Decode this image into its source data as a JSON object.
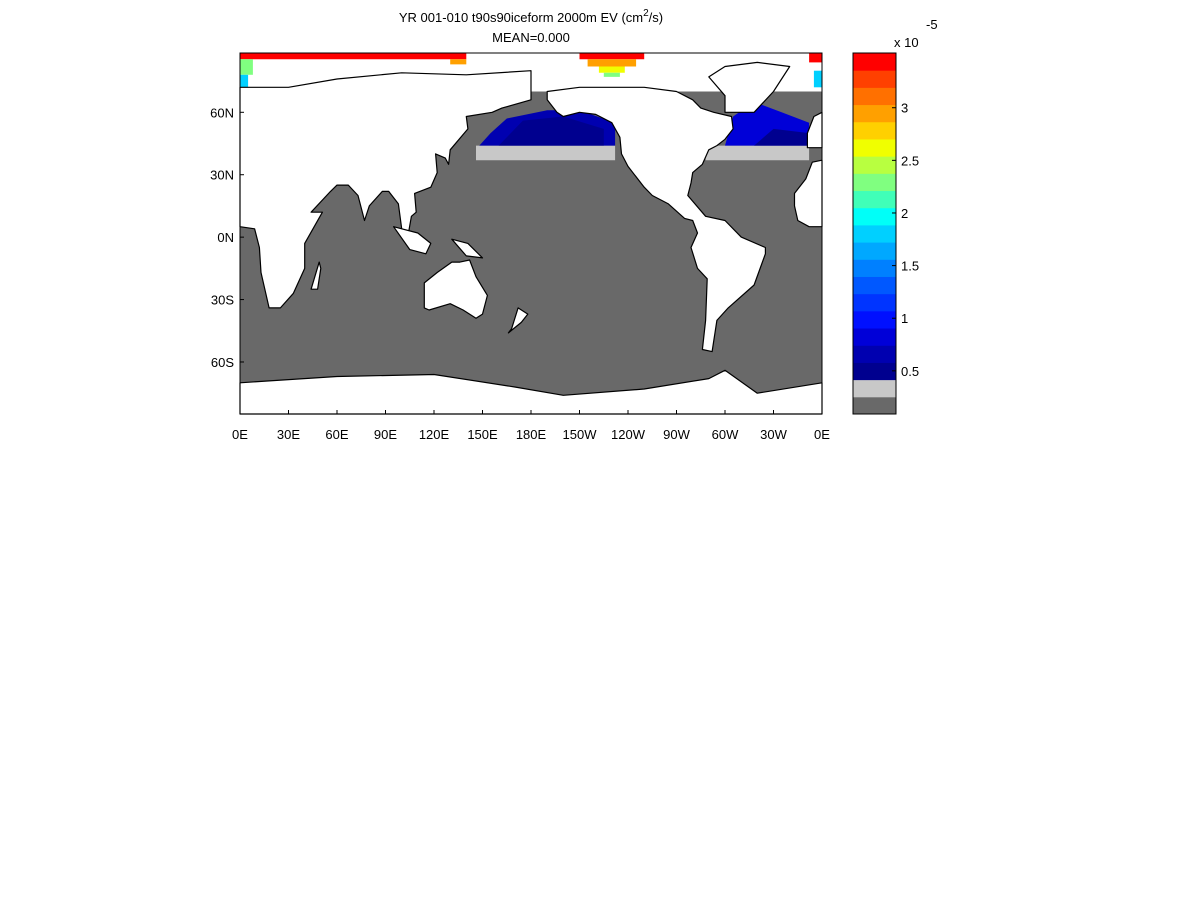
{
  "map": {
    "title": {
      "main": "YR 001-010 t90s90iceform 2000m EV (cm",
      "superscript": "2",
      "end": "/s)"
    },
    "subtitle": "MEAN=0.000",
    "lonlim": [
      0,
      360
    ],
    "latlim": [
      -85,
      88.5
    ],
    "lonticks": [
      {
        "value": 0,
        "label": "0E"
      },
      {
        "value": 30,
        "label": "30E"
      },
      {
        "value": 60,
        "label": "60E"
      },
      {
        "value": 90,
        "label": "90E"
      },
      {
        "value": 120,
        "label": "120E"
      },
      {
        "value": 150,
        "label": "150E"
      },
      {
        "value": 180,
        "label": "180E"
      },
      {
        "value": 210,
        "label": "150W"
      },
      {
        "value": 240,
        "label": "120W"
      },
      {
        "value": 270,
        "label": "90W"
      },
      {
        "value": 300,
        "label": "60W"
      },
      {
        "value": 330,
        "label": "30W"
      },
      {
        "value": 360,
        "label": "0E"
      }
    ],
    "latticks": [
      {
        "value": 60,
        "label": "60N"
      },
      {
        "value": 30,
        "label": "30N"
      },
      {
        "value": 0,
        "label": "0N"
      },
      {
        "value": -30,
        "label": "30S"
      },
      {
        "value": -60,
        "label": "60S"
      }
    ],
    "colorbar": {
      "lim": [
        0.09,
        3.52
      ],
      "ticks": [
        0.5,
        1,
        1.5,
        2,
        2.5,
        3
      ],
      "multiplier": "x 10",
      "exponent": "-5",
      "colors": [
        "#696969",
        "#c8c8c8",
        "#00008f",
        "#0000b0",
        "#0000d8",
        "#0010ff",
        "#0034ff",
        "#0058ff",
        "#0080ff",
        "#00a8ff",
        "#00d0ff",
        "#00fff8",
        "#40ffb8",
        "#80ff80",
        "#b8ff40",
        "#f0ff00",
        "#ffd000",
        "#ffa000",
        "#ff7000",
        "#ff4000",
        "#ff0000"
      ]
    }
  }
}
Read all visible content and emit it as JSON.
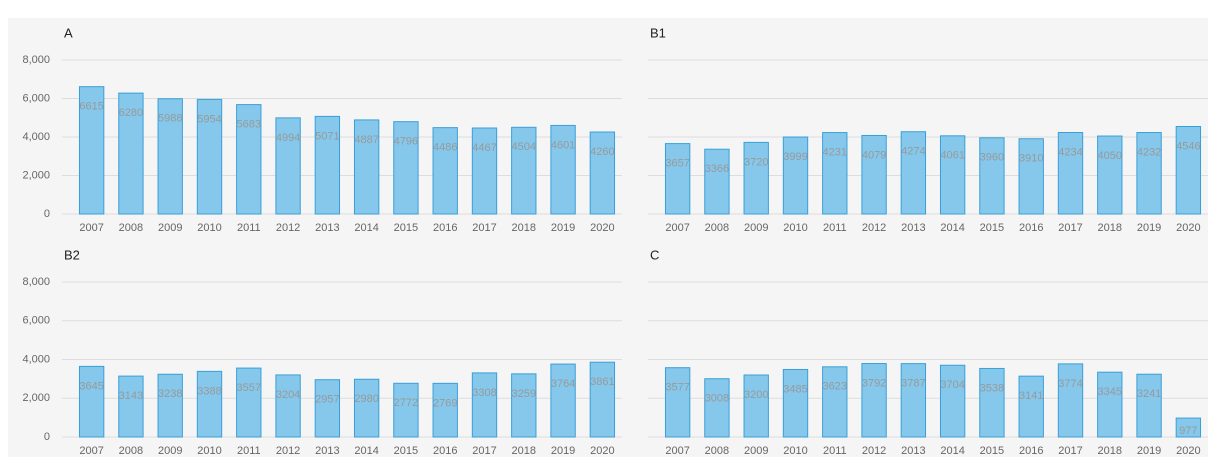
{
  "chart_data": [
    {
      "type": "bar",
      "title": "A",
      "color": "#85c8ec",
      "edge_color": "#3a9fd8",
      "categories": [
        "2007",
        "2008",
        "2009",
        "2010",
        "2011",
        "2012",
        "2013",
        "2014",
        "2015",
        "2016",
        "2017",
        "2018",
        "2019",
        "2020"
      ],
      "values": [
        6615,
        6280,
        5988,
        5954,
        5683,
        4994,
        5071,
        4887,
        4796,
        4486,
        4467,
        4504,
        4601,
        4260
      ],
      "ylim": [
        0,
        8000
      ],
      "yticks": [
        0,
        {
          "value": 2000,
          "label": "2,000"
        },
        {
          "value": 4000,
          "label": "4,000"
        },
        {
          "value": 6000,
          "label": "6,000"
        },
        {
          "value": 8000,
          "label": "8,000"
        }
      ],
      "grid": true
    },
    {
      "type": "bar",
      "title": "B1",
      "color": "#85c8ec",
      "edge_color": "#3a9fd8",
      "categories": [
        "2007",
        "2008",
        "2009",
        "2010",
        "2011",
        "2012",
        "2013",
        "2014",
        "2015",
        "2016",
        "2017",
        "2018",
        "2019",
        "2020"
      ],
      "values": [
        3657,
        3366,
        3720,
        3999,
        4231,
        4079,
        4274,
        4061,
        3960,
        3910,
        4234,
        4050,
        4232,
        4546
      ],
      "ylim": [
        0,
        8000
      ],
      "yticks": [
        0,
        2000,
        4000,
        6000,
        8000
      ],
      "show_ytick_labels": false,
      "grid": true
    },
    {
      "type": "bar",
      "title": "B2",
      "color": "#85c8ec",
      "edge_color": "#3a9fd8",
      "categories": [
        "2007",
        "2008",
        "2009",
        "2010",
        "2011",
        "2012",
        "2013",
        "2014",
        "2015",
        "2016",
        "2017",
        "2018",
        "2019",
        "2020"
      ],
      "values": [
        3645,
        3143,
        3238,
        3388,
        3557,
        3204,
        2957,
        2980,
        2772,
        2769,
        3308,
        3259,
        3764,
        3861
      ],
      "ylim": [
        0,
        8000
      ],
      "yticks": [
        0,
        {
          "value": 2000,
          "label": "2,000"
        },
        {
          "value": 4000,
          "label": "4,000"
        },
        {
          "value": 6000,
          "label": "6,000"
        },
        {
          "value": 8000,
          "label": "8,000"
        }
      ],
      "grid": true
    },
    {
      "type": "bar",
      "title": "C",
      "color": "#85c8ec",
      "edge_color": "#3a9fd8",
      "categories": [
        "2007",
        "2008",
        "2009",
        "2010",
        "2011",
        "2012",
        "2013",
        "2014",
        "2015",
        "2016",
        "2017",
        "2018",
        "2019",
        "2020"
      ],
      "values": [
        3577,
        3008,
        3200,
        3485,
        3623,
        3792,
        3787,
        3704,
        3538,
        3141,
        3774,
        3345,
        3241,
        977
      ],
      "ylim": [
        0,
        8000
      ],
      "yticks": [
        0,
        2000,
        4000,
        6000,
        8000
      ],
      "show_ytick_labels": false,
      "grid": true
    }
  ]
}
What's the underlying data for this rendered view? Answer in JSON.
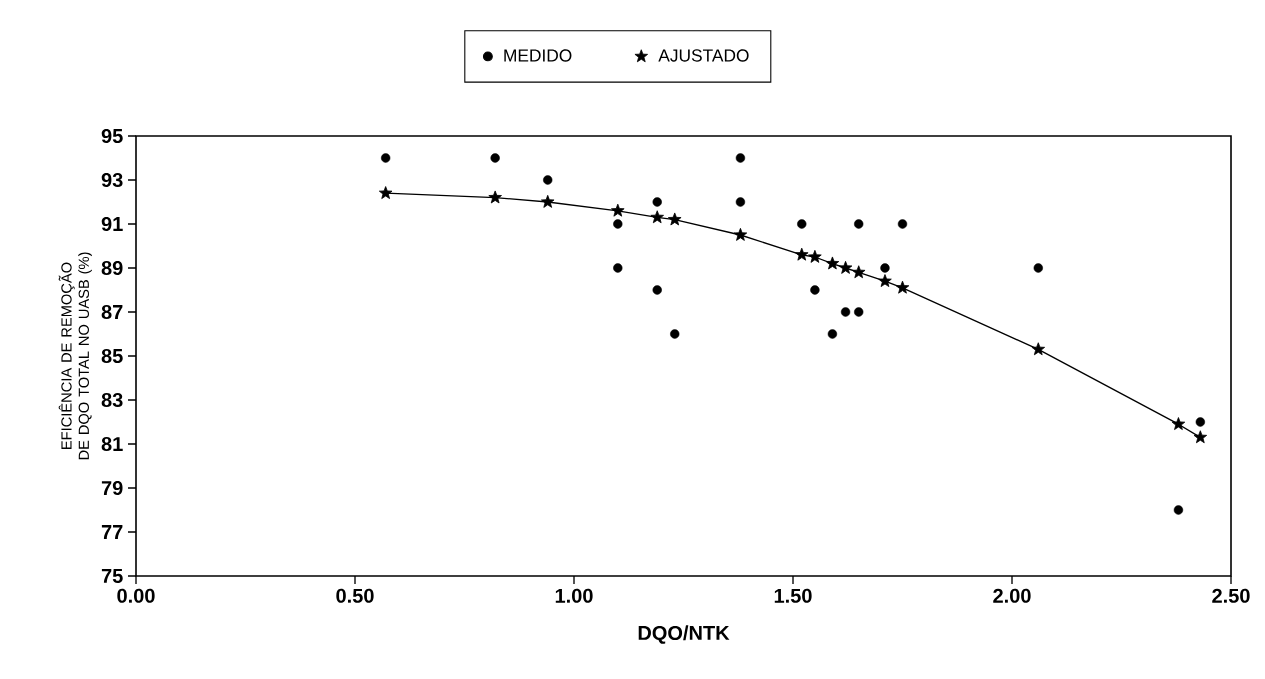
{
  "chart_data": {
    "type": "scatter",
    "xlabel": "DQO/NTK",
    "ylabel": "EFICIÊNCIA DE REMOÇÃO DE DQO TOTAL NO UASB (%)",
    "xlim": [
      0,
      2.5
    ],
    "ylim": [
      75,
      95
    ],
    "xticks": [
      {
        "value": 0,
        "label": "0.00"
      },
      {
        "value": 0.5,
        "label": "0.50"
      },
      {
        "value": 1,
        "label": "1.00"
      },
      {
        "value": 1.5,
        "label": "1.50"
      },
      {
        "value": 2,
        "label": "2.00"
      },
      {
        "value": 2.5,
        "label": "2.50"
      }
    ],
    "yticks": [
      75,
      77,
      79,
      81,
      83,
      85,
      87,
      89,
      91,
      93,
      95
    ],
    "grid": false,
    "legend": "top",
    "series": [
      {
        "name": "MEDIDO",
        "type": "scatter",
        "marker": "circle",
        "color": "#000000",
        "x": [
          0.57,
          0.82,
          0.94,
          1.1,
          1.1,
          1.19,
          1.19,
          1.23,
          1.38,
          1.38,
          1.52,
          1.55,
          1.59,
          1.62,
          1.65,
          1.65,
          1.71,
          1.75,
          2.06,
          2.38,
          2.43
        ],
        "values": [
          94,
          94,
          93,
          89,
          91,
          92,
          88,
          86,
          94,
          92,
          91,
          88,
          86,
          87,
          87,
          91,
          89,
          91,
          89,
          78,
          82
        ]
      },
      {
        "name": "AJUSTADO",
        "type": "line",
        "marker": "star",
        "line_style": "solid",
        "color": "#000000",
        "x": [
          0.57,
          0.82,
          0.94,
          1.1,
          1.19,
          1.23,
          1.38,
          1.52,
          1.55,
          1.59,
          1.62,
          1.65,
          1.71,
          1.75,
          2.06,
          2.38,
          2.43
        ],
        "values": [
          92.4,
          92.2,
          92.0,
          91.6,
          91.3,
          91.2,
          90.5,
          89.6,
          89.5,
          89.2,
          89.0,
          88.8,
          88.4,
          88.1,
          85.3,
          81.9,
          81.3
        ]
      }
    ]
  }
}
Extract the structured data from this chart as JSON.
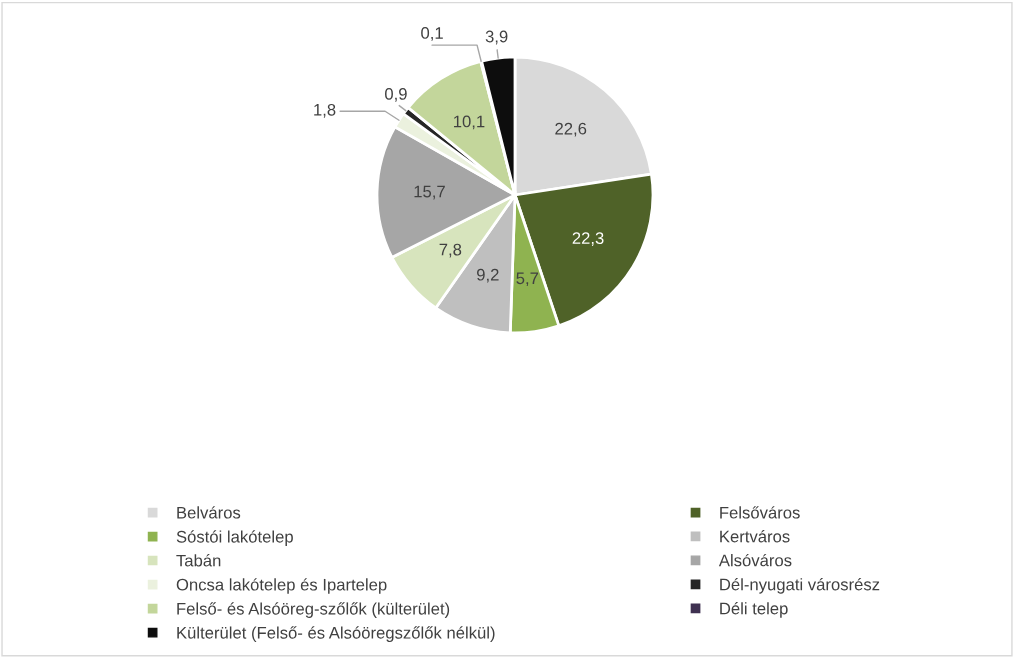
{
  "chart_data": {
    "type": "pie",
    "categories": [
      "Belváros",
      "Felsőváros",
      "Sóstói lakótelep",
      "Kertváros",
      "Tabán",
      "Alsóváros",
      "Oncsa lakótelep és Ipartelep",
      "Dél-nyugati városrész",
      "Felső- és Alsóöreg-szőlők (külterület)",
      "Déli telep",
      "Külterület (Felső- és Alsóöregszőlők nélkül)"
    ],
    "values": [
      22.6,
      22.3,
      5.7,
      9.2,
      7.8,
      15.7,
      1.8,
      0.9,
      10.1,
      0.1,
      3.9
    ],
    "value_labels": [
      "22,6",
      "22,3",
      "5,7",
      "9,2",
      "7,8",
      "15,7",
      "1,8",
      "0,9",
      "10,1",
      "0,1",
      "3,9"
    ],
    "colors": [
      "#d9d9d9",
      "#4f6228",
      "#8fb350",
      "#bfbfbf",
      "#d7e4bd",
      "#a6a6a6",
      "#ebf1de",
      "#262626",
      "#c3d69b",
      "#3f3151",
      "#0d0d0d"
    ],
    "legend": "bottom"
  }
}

=====

=== REQUIRED TASK ===
Gather from the records above every line containing the string "lakótelep".

=== EXPECTED ANSWER ===
      "Sóstói lakótelep",
      "Oncsa lakótelep és Ipartelep",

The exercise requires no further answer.